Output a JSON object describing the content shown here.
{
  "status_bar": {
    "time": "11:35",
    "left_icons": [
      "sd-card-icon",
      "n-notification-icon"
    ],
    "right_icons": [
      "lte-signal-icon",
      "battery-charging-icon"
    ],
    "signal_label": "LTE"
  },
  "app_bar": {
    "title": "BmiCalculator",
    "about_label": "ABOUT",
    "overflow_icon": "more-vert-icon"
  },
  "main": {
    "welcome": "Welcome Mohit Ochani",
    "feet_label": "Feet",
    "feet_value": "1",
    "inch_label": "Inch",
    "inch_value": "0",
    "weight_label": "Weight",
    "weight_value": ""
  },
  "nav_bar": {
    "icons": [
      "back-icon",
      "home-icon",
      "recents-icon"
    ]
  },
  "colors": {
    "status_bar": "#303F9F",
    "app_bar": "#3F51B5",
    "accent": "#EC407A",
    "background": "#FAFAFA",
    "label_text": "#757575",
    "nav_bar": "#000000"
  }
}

──────────────────────────────

- **SET EXERCISE**
Repeat the records exactly, including every line.

- **THE OUTPUT**
Output a JSON object describing the content shown here.
{
  "status_bar": {
    "time": "11:35",
    "left_icons": [
      "sd-card-icon",
      "n-notification-icon"
    ],
    "right_icons": [
      "lte-signal-icon",
      "battery-charging-icon"
    ],
    "signal_label": "LTE"
  },
  "app_bar": {
    "title": "BmiCalculator",
    "about_label": "ABOUT",
    "overflow_icon": "more-vert-icon"
  },
  "main": {
    "welcome": "Welcome Mohit Ochani",
    "feet_label": "Feet",
    "feet_value": "1",
    "inch_label": "Inch",
    "inch_value": "0",
    "weight_label": "Weight",
    "weight_value": ""
  },
  "nav_bar": {
    "icons": [
      "back-icon",
      "home-icon",
      "recents-icon"
    ]
  },
  "colors": {
    "status_bar": "#303F9F",
    "app_bar": "#3F51B5",
    "accent": "#EC407A",
    "background": "#FAFAFA",
    "label_text": "#757575",
    "nav_bar": "#000000"
  }
}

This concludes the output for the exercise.